_PROVIDED ENTRIES_:
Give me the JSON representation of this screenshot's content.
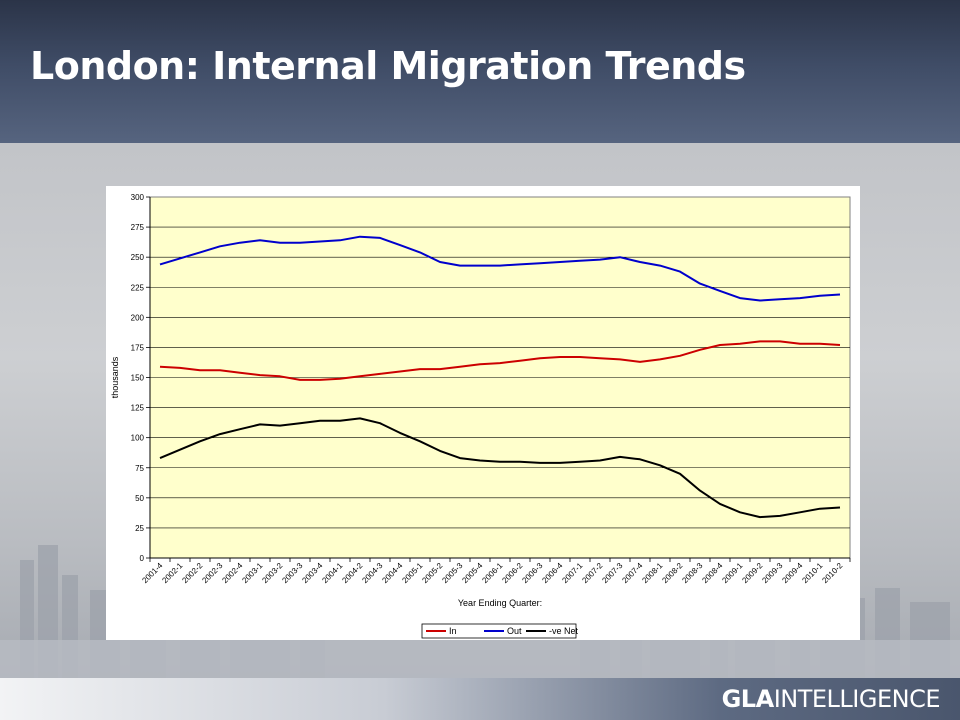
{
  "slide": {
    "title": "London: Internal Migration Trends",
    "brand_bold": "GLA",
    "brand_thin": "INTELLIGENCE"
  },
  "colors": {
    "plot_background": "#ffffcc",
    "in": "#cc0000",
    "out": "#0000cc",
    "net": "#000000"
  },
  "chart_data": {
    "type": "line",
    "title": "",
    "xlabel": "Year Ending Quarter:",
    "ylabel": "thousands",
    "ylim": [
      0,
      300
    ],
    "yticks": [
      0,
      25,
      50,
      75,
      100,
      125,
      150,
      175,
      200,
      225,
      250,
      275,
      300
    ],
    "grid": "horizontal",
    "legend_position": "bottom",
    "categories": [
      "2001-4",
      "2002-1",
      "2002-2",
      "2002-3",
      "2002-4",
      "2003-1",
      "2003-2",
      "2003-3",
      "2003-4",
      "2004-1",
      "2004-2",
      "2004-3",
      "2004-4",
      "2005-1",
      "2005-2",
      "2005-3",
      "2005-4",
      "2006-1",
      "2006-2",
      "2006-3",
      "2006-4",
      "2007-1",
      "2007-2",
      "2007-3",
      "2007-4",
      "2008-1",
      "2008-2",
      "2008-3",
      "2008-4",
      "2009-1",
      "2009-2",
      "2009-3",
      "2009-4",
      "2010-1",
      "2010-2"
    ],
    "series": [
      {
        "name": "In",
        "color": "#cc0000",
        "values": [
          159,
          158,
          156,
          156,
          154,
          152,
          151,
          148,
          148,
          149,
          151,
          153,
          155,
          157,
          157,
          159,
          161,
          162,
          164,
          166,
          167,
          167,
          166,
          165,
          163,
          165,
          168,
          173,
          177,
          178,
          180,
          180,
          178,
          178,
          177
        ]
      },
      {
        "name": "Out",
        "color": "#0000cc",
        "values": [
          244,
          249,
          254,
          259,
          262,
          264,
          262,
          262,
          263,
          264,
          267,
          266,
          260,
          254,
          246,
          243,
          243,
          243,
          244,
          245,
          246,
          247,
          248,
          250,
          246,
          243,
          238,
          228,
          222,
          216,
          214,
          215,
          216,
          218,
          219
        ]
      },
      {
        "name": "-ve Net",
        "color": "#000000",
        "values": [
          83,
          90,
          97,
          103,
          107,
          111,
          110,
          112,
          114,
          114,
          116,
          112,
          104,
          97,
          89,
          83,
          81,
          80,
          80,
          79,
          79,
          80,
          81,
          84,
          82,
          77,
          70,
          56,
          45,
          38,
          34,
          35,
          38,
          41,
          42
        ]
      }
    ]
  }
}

_WHAT THIS TASK INVOLVES_: Collect every line with the string "title" from the records, and copy each.

_COMPLETE ANSWER_:
    "title": "London: Internal Migration Trends",
    "title": "",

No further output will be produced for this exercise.